Reproduce each line from the records that holds "договором".

* [Recorded data]:
────────────────────────────────────────

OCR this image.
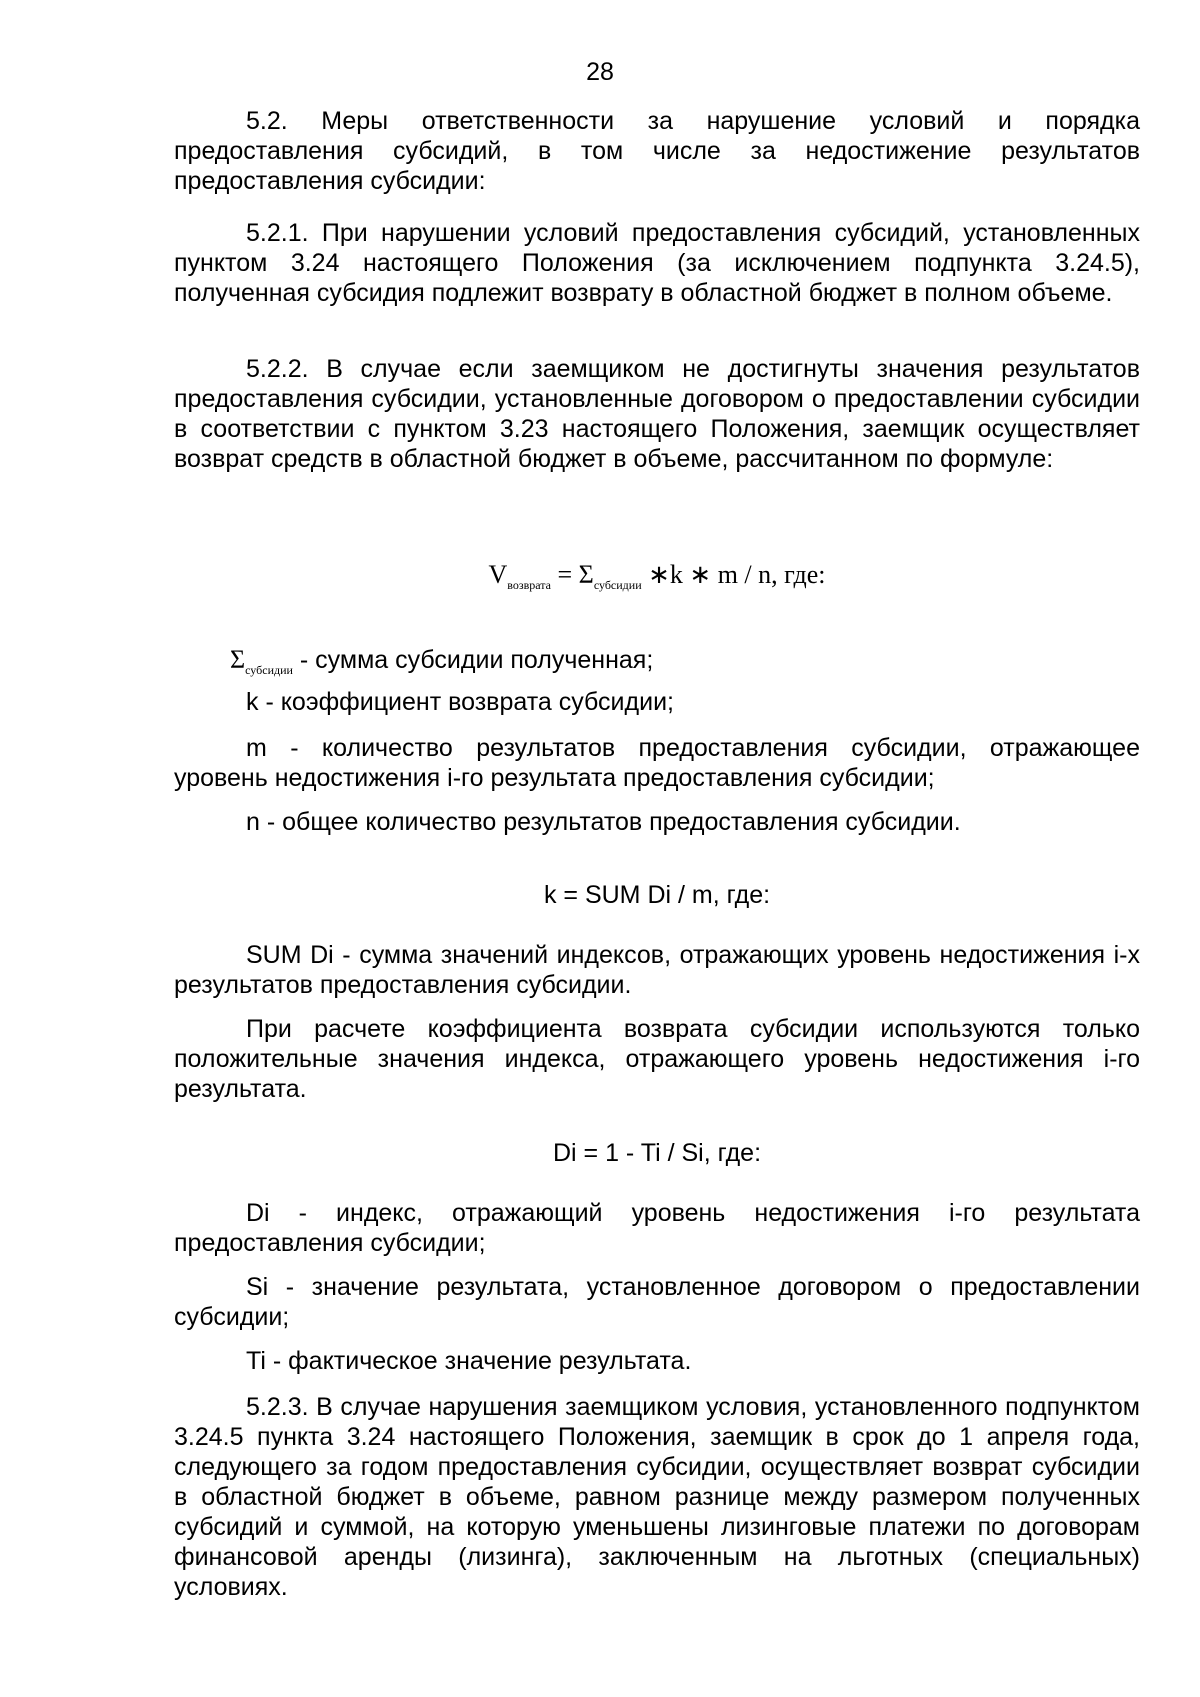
28

5.2. Меры ответственности за нарушение условий и порядка предоставления субсидий, в том числе за недостижение результатов предоставления субсидии:

5.2.1. При нарушении условий предоставления субсидий, установленных пунктом 3.24 настоящего Положения (за исключением подпункта 3.24.5), полученная субсидия подлежит возврату в областной бюджет в полном объеме.

5.2.2. В случае если заемщиком не достигнуты значения результатов предоставления субсидии, установленные договором о предоставлении субсидии в соответствии с пунктом 3.23 настоящего Положения, заемщик осуществляет возврат средств в областной бюджет в объеме, рассчитанном по формуле:

$V_{возврата} = \Sigma_{субсидии}$ ∗k ∗ m / n, где:
$\Sigma_{субсидии}$ - сумма субсидии полученная;

k - коэффициент возврата субсидии;

m - количество результатов предоставления субсидии, отражающее уровень недостижения i-го результата предоставления субсидии;

n - общее количество результатов предоставления субсидии.

k = SUM Di / m, где:

SUM Di - сумма значений индексов, отражающих уровень недостижения i-х результатов предоставления субсидии.

При расчете коэффициента возврата субсидии используются только положительные значения индекса, отражающего уровень недостижения i-го результата.

Di = 1 - Ti / Si, где:

Di - индекс, отражающий уровень недостижения i-го результата предоставления субсидии;

Si - значение результата, установленное договором о предоставлении субсидии;

Ti - фактическое значение результата.

5.2.3. В случае нарушения заемщиком условия, установленного подпунктом 3.24.5 пункта 3.24 настоящего Положения, заемщик в срок до 1 апреля года, следующего за годом предоставления субсидии, осуществляет возврат субсидии в областной бюджет в объеме, равном разнице между размером полученных субсидий и суммой, на которую уменьшены лизинговые платежи по договорам финансовой аренды (лизинга), заключенным на льготных (специальных) условиях.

────────────────────────────────────────

* [Full response]:
5.2.2. В случае если заемщиком не достигнуты значения результатов предоставления субсидии, установленные договором о предоставлении субсидии в соответствии с пунктом 3.23 настоящего Положения, заемщик осуществляет возврат средств в областной бюджет в объеме, рассчитанном по формуле:
Si - значение результата, установленное договором о предоставлении субсидии;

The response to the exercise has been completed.